# PROBLEM TO WORK ON:
All of the lines below are to be printed again exactly; images are excluded from the output.

::::::::

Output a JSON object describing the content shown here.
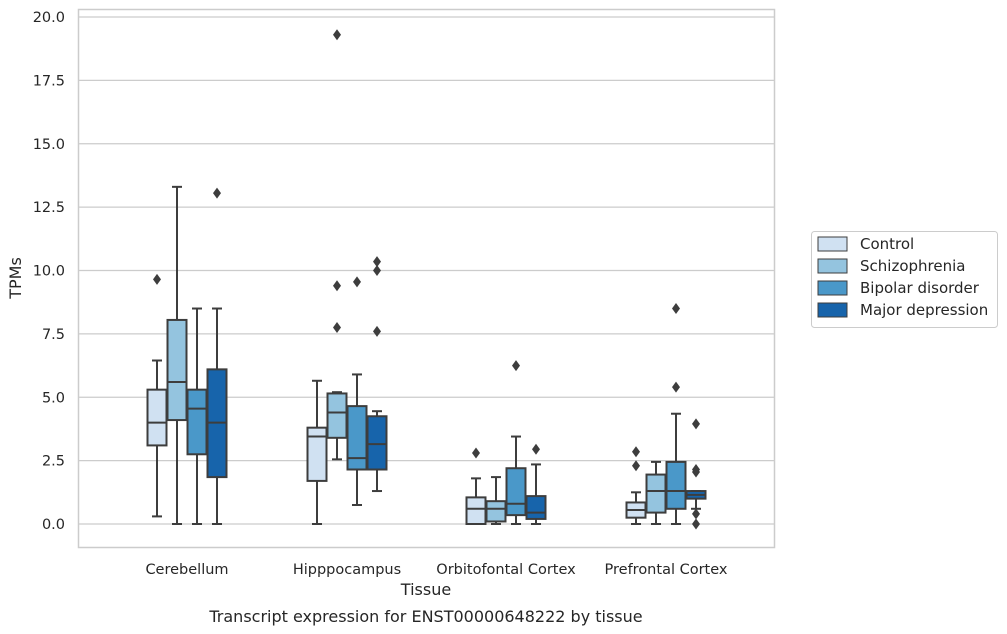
{
  "chart_data": {
    "type": "box",
    "caption": "Transcript expression for ENST00000648222 by tissue",
    "xlabel": "Tissue",
    "ylabel": "TPMs",
    "ylim": [
      -0.9,
      20.3
    ],
    "yticks": [
      "0.0",
      "2.5",
      "5.0",
      "7.5",
      "10.0",
      "12.5",
      "15.0",
      "17.5",
      "20.0"
    ],
    "ytick_values": [
      0,
      2.5,
      5,
      7.5,
      10,
      12.5,
      15,
      17.5,
      20
    ],
    "grid": "horizontal",
    "legend_position": "right",
    "categories": [
      "Cerebellum",
      "Hipppocampus",
      "Orbitofontal Cortex",
      "Prefrontal Cortex"
    ],
    "series": [
      {
        "name": "Control",
        "color": "#d0e1f2",
        "boxes": [
          {
            "whislo": 0.3,
            "q1": 3.1,
            "med": 4.0,
            "q3": 5.3,
            "whishi": 6.45,
            "fliers": [
              9.65
            ]
          },
          {
            "whislo": 0.0,
            "q1": 1.7,
            "med": 3.45,
            "q3": 3.8,
            "whishi": 5.65,
            "fliers": []
          },
          {
            "whislo": 0.0,
            "q1": 0.0,
            "med": 0.6,
            "q3": 1.05,
            "whishi": 1.8,
            "fliers": [
              2.8
            ]
          },
          {
            "whislo": 0.0,
            "q1": 0.25,
            "med": 0.55,
            "q3": 0.85,
            "whishi": 1.25,
            "fliers": [
              2.3,
              2.85
            ]
          }
        ]
      },
      {
        "name": "Schizophrenia",
        "color": "#94c4df",
        "boxes": [
          {
            "whislo": 0.0,
            "q1": 4.1,
            "med": 5.6,
            "q3": 8.05,
            "whishi": 13.3,
            "fliers": []
          },
          {
            "whislo": 2.55,
            "q1": 3.4,
            "med": 4.4,
            "q3": 5.15,
            "whishi": 5.2,
            "fliers": [
              7.75,
              9.4,
              19.3
            ]
          },
          {
            "whislo": 0.0,
            "q1": 0.1,
            "med": 0.6,
            "q3": 0.9,
            "whishi": 1.85,
            "fliers": []
          },
          {
            "whislo": 0.0,
            "q1": 0.45,
            "med": 1.3,
            "q3": 1.95,
            "whishi": 2.45,
            "fliers": []
          }
        ]
      },
      {
        "name": "Bipolar disorder",
        "color": "#4a98c9",
        "boxes": [
          {
            "whislo": 0.0,
            "q1": 2.75,
            "med": 4.55,
            "q3": 5.3,
            "whishi": 8.5,
            "fliers": []
          },
          {
            "whislo": 0.75,
            "q1": 2.15,
            "med": 2.6,
            "q3": 4.65,
            "whishi": 5.9,
            "fliers": [
              9.55
            ]
          },
          {
            "whislo": 0.0,
            "q1": 0.35,
            "med": 0.8,
            "q3": 2.2,
            "whishi": 3.45,
            "fliers": [
              6.25
            ]
          },
          {
            "whislo": 0.0,
            "q1": 0.6,
            "med": 1.3,
            "q3": 2.45,
            "whishi": 4.35,
            "fliers": [
              5.4,
              8.5
            ]
          }
        ]
      },
      {
        "name": "Major depression",
        "color": "#1764ab",
        "boxes": [
          {
            "whislo": 0.0,
            "q1": 1.85,
            "med": 4.0,
            "q3": 6.1,
            "whishi": 8.5,
            "fliers": [
              13.05
            ]
          },
          {
            "whislo": 1.3,
            "q1": 2.15,
            "med": 3.15,
            "q3": 4.25,
            "whishi": 4.45,
            "fliers": [
              7.6,
              10.0,
              10.35
            ]
          },
          {
            "whislo": 0.0,
            "q1": 0.2,
            "med": 0.45,
            "q3": 1.1,
            "whishi": 2.35,
            "fliers": [
              2.95
            ]
          },
          {
            "whislo": 0.6,
            "q1": 1.0,
            "med": 1.15,
            "q3": 1.3,
            "whishi": 1.3,
            "fliers": [
              0.0,
              0.4,
              2.05,
              2.15,
              3.95
            ]
          }
        ]
      }
    ]
  }
}
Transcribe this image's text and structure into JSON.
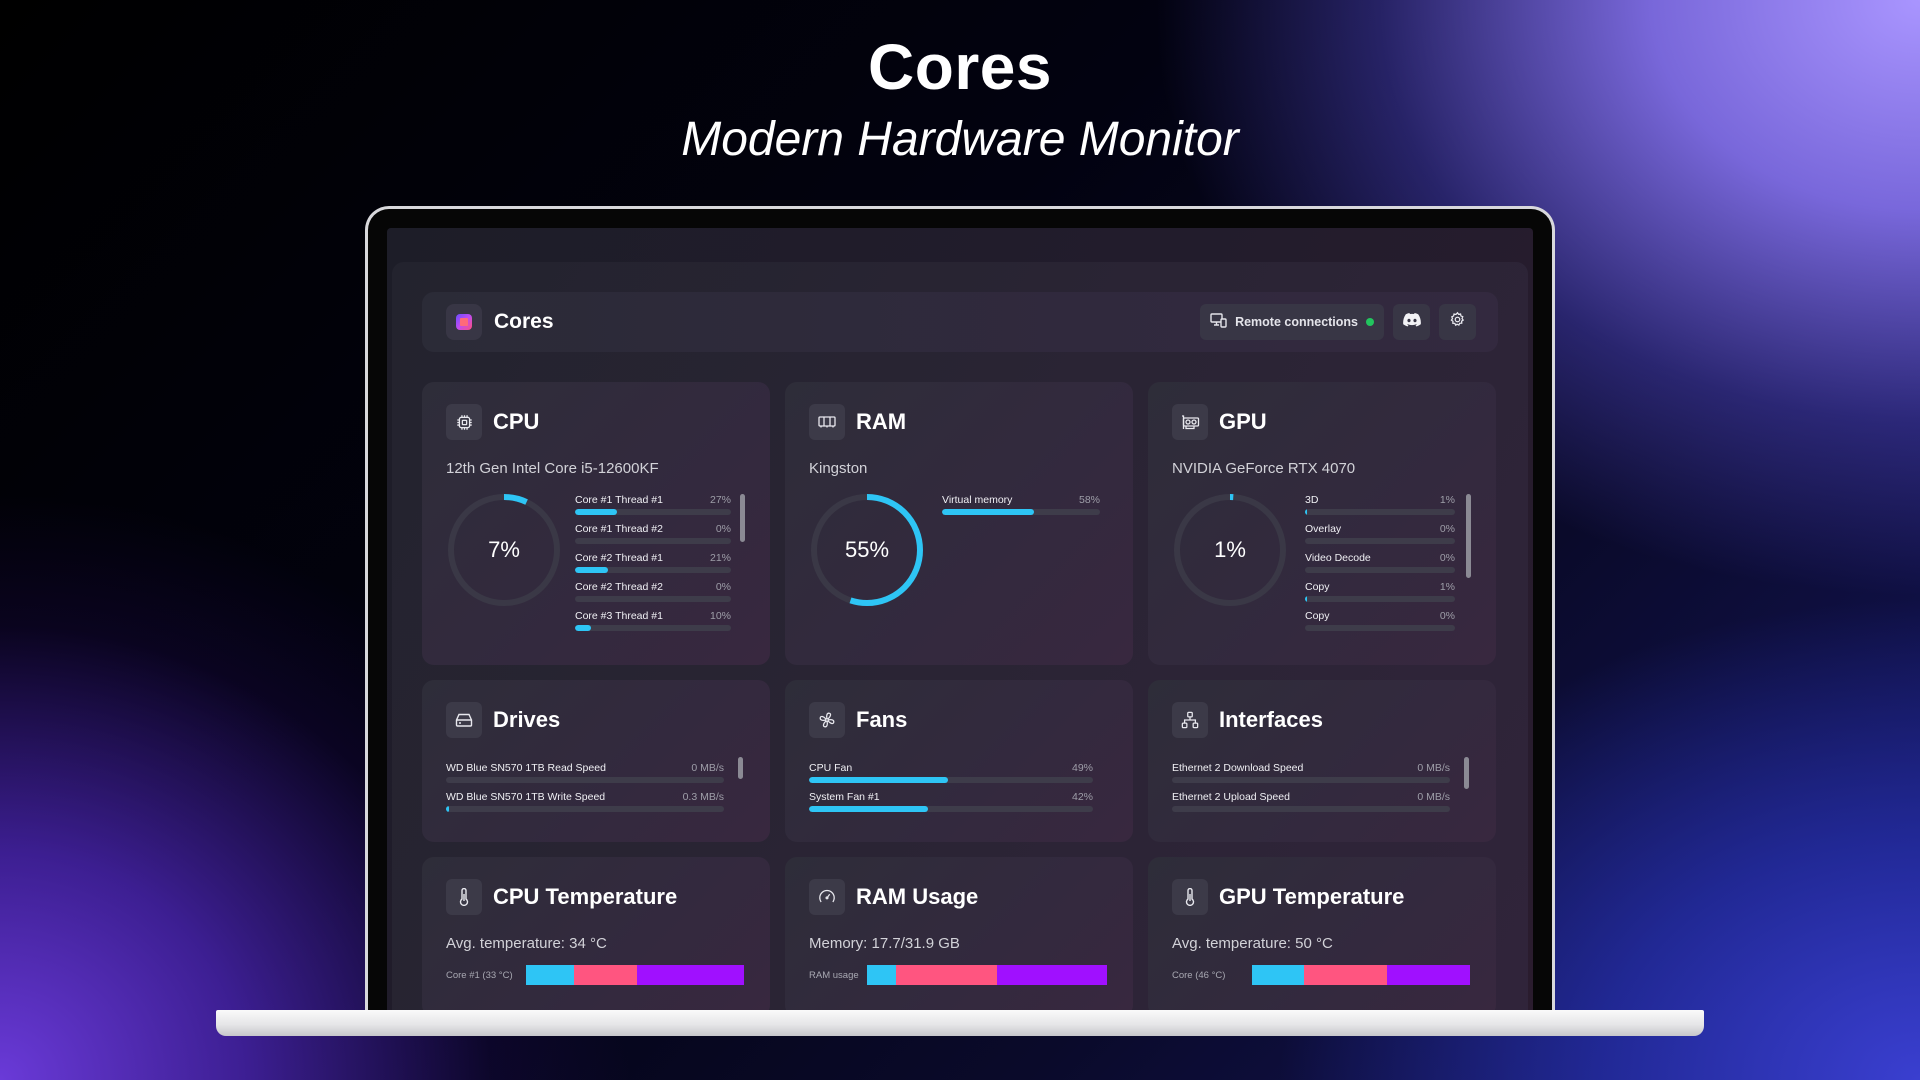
{
  "hero": {
    "title": "Cores",
    "subtitle": "Modern Hardware Monitor"
  },
  "app": {
    "title": "Cores",
    "remote_connections_label": "Remote connections",
    "remote_status_color": "#22c55e",
    "discord_icon": "discord-icon",
    "settings_icon": "gear-icon"
  },
  "colors": {
    "accent": "#2ec5f5",
    "track": "#3e3c4a",
    "segment_cyan": "#2ec5f5",
    "segment_pink": "#ff5580",
    "segment_purple": "#a010ff"
  },
  "cpu": {
    "title": "CPU",
    "icon": "cpu-chip-icon",
    "model": "12th Gen Intel Core i5-12600KF",
    "usage_label": "7%",
    "usage_value": 7,
    "threads": [
      {
        "label": "Core #1 Thread #1",
        "value_label": "27%",
        "value": 27
      },
      {
        "label": "Core #1 Thread #2",
        "value_label": "0%",
        "value": 0
      },
      {
        "label": "Core #2 Thread #1",
        "value_label": "21%",
        "value": 21
      },
      {
        "label": "Core #2 Thread #2",
        "value_label": "0%",
        "value": 0
      },
      {
        "label": "Core #3 Thread #1",
        "value_label": "10%",
        "value": 10
      }
    ]
  },
  "ram": {
    "title": "RAM",
    "icon": "memory-module-icon",
    "vendor": "Kingston",
    "usage_label": "55%",
    "usage_value": 55,
    "items": [
      {
        "label": "Virtual memory",
        "value_label": "58%",
        "value": 58
      }
    ]
  },
  "gpu": {
    "title": "GPU",
    "icon": "graphics-card-icon",
    "model": "NVIDIA GeForce RTX 4070",
    "usage_label": "1%",
    "usage_value": 1,
    "engines": [
      {
        "label": "3D",
        "value_label": "1%",
        "value": 1
      },
      {
        "label": "Overlay",
        "value_label": "0%",
        "value": 0
      },
      {
        "label": "Video Decode",
        "value_label": "0%",
        "value": 0
      },
      {
        "label": "Copy",
        "value_label": "1%",
        "value": 1
      },
      {
        "label": "Copy",
        "value_label": "0%",
        "value": 0
      }
    ]
  },
  "drives": {
    "title": "Drives",
    "icon": "hard-drive-icon",
    "items": [
      {
        "label": "WD Blue SN570 1TB Read Speed",
        "value_label": "0 MB/s",
        "value": 0
      },
      {
        "label": "WD Blue SN570 1TB Write Speed",
        "value_label": "0.3 MB/s",
        "value": 1
      }
    ]
  },
  "fans": {
    "title": "Fans",
    "icon": "fan-icon",
    "items": [
      {
        "label": "CPU Fan",
        "value_label": "49%",
        "value": 49
      },
      {
        "label": "System Fan #1",
        "value_label": "42%",
        "value": 42
      }
    ]
  },
  "interfaces": {
    "title": "Interfaces",
    "icon": "network-icon",
    "items": [
      {
        "label": "Ethernet 2 Download Speed",
        "value_label": "0 MB/s",
        "value": 0
      },
      {
        "label": "Ethernet 2 Upload Speed",
        "value_label": "0 MB/s",
        "value": 0
      }
    ]
  },
  "cpu_temperature": {
    "title": "CPU Temperature",
    "icon": "thermometer-icon",
    "summary": "Avg. temperature: 34 °C",
    "row_label": "Core #1 (33 °C)",
    "segments": [
      22,
      29,
      49
    ]
  },
  "ram_usage": {
    "title": "RAM Usage",
    "icon": "gauge-icon",
    "summary": "Memory: 17.7/31.9 GB",
    "row_label": "RAM usage",
    "segments": [
      12,
      42,
      46
    ]
  },
  "gpu_temperature": {
    "title": "GPU Temperature",
    "icon": "thermometer-icon",
    "summary": "Avg. temperature: 50 °C",
    "row_label": "Core (46 °C)",
    "segments": [
      24,
      38,
      38
    ]
  }
}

::::::::

# REPLY:
Output a JSON object describing the content shown here.
{
  "chart_data": {
    "type": "box",
    "caption": "Transcript expression for ENST00000648222 by tissue",
    "xlabel": "Tissue",
    "ylabel": "TPMs",
    "ylim": [
      -0.9,
      20.3
    ],
    "yticks": [
      "0.0",
      "2.5",
      "5.0",
      "7.5",
      "10.0",
      "12.5",
      "15.0",
      "17.5",
      "20.0"
    ],
    "ytick_values": [
      0,
      2.5,
      5,
      7.5,
      10,
      12.5,
      15,
      17.5,
      20
    ],
    "grid": "horizontal",
    "legend_position": "right",
    "categories": [
      "Cerebellum",
      "Hipppocampus",
      "Orbitofontal Cortex",
      "Prefrontal Cortex"
    ],
    "series": [
      {
        "name": "Control",
        "color": "#d0e1f2",
        "boxes": [
          {
            "whislo": 0.3,
            "q1": 3.1,
            "med": 4.0,
            "q3": 5.3,
            "whishi": 6.45,
            "fliers": [
              9.65
            ]
          },
          {
            "whislo": 0.0,
            "q1": 1.7,
            "med": 3.45,
            "q3": 3.8,
            "whishi": 5.65,
            "fliers": []
          },
          {
            "whislo": 0.0,
            "q1": 0.0,
            "med": 0.6,
            "q3": 1.05,
            "whishi": 1.8,
            "fliers": [
              2.8
            ]
          },
          {
            "whislo": 0.0,
            "q1": 0.25,
            "med": 0.55,
            "q3": 0.85,
            "whishi": 1.25,
            "fliers": [
              2.3,
              2.85
            ]
          }
        ]
      },
      {
        "name": "Schizophrenia",
        "color": "#94c4df",
        "boxes": [
          {
            "whislo": 0.0,
            "q1": 4.1,
            "med": 5.6,
            "q3": 8.05,
            "whishi": 13.3,
            "fliers": []
          },
          {
            "whislo": 2.55,
            "q1": 3.4,
            "med": 4.4,
            "q3": 5.15,
            "whishi": 5.2,
            "fliers": [
              7.75,
              9.4,
              19.3
            ]
          },
          {
            "whislo": 0.0,
            "q1": 0.1,
            "med": 0.6,
            "q3": 0.9,
            "whishi": 1.85,
            "fliers": []
          },
          {
            "whislo": 0.0,
            "q1": 0.45,
            "med": 1.3,
            "q3": 1.95,
            "whishi": 2.45,
            "fliers": []
          }
        ]
      },
      {
        "name": "Bipolar disorder",
        "color": "#4a98c9",
        "boxes": [
          {
            "whislo": 0.0,
            "q1": 2.75,
            "med": 4.55,
            "q3": 5.3,
            "whishi": 8.5,
            "fliers": []
          },
          {
            "whislo": 0.75,
            "q1": 2.15,
            "med": 2.6,
            "q3": 4.65,
            "whishi": 5.9,
            "fliers": [
              9.55
            ]
          },
          {
            "whislo": 0.0,
            "q1": 0.35,
            "med": 0.8,
            "q3": 2.2,
            "whishi": 3.45,
            "fliers": [
              6.25
            ]
          },
          {
            "whislo": 0.0,
            "q1": 0.6,
            "med": 1.3,
            "q3": 2.45,
            "whishi": 4.35,
            "fliers": [
              5.4,
              8.5
            ]
          }
        ]
      },
      {
        "name": "Major depression",
        "color": "#1764ab",
        "boxes": [
          {
            "whislo": 0.0,
            "q1": 1.85,
            "med": 4.0,
            "q3": 6.1,
            "whishi": 8.5,
            "fliers": [
              13.05
            ]
          },
          {
            "whislo": 1.3,
            "q1": 2.15,
            "med": 3.15,
            "q3": 4.25,
            "whishi": 4.45,
            "fliers": [
              7.6,
              10.0,
              10.35
            ]
          },
          {
            "whislo": 0.0,
            "q1": 0.2,
            "med": 0.45,
            "q3": 1.1,
            "whishi": 2.35,
            "fliers": [
              2.95
            ]
          },
          {
            "whislo": 0.6,
            "q1": 1.0,
            "med": 1.15,
            "q3": 1.3,
            "whishi": 1.3,
            "fliers": [
              0.0,
              0.4,
              2.05,
              2.15,
              3.95
            ]
          }
        ]
      }
    ]
  }
}
Transcribe this image's text and structure into JSON.
{
  "hero": {
    "title": "Cores",
    "subtitle": "Modern Hardware Monitor"
  },
  "app": {
    "title": "Cores",
    "remote_connections_label": "Remote connections",
    "remote_status_color": "#22c55e",
    "discord_icon": "discord-icon",
    "settings_icon": "gear-icon"
  },
  "colors": {
    "accent": "#2ec5f5",
    "track": "#3e3c4a",
    "segment_cyan": "#2ec5f5",
    "segment_pink": "#ff5580",
    "segment_purple": "#a010ff"
  },
  "cpu": {
    "title": "CPU",
    "icon": "cpu-chip-icon",
    "model": "12th Gen Intel Core i5-12600KF",
    "usage_label": "7%",
    "usage_value": 7,
    "threads": [
      {
        "label": "Core #1 Thread #1",
        "value_label": "27%",
        "value": 27
      },
      {
        "label": "Core #1 Thread #2",
        "value_label": "0%",
        "value": 0
      },
      {
        "label": "Core #2 Thread #1",
        "value_label": "21%",
        "value": 21
      },
      {
        "label": "Core #2 Thread #2",
        "value_label": "0%",
        "value": 0
      },
      {
        "label": "Core #3 Thread #1",
        "value_label": "10%",
        "value": 10
      }
    ]
  },
  "ram": {
    "title": "RAM",
    "icon": "memory-module-icon",
    "vendor": "Kingston",
    "usage_label": "55%",
    "usage_value": 55,
    "items": [
      {
        "label": "Virtual memory",
        "value_label": "58%",
        "value": 58
      }
    ]
  },
  "gpu": {
    "title": "GPU",
    "icon": "graphics-card-icon",
    "model": "NVIDIA GeForce RTX 4070",
    "usage_label": "1%",
    "usage_value": 1,
    "engines": [
      {
        "label": "3D",
        "value_label": "1%",
        "value": 1
      },
      {
        "label": "Overlay",
        "value_label": "0%",
        "value": 0
      },
      {
        "label": "Video Decode",
        "value_label": "0%",
        "value": 0
      },
      {
        "label": "Copy",
        "value_label": "1%",
        "value": 1
      },
      {
        "label": "Copy",
        "value_label": "0%",
        "value": 0
      }
    ]
  },
  "drives": {
    "title": "Drives",
    "icon": "hard-drive-icon",
    "items": [
      {
        "label": "WD Blue SN570 1TB Read Speed",
        "value_label": "0 MB/s",
        "value": 0
      },
      {
        "label": "WD Blue SN570 1TB Write Speed",
        "value_label": "0.3 MB/s",
        "value": 1
      }
    ]
  },
  "fans": {
    "title": "Fans",
    "icon": "fan-icon",
    "items": [
      {
        "label": "CPU Fan",
        "value_label": "49%",
        "value": 49
      },
      {
        "label": "System Fan #1",
        "value_label": "42%",
        "value": 42
      }
    ]
  },
  "interfaces": {
    "title": "Interfaces",
    "icon": "network-icon",
    "items": [
      {
        "label": "Ethernet 2 Download Speed",
        "value_label": "0 MB/s",
        "value": 0
      },
      {
        "label": "Ethernet 2 Upload Speed",
        "value_label": "0 MB/s",
        "value": 0
      }
    ]
  },
  "cpu_temperature": {
    "title": "CPU Temperature",
    "icon": "thermometer-icon",
    "summary": "Avg. temperature: 34 °C",
    "row_label": "Core #1 (33 °C)",
    "segments": [
      22,
      29,
      49
    ]
  },
  "ram_usage": {
    "title": "RAM Usage",
    "icon": "gauge-icon",
    "summary": "Memory: 17.7/31.9 GB",
    "row_label": "RAM usage",
    "segments": [
      12,
      42,
      46
    ]
  },
  "gpu_temperature": {
    "title": "GPU Temperature",
    "icon": "thermometer-icon",
    "summary": "Avg. temperature: 50 °C",
    "row_label": "Core (46 °C)",
    "segments": [
      24,
      38,
      38
    ]
  }
}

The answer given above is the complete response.